**Problem**
Check every line below for the string "исследования", and copy the lines that contain it.

(Stored records)

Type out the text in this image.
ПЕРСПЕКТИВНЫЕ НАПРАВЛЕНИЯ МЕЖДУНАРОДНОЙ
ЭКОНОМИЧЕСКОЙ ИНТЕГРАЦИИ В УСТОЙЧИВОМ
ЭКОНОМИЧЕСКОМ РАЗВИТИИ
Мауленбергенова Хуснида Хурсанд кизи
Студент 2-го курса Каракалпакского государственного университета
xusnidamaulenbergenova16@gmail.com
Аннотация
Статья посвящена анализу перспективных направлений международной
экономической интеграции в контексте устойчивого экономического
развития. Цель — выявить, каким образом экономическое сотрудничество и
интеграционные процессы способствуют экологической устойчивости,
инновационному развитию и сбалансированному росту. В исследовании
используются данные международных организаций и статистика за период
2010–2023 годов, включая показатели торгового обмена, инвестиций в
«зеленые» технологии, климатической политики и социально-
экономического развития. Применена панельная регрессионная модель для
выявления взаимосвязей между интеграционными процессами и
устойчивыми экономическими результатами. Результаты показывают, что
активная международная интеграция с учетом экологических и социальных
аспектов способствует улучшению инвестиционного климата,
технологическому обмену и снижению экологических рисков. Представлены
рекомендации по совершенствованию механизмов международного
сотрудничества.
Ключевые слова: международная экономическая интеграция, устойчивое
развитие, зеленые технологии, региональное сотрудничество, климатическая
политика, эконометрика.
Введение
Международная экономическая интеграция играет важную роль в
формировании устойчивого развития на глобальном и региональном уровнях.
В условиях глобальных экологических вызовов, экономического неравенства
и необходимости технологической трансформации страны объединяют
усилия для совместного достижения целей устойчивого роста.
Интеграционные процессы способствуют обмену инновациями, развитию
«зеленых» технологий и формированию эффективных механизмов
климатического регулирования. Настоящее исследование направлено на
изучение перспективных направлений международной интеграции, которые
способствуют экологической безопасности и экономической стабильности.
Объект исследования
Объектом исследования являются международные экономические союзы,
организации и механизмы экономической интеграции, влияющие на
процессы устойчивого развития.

**Response to this exercise**
Объект исследования
Объектом исследования являются международные экономические союзы,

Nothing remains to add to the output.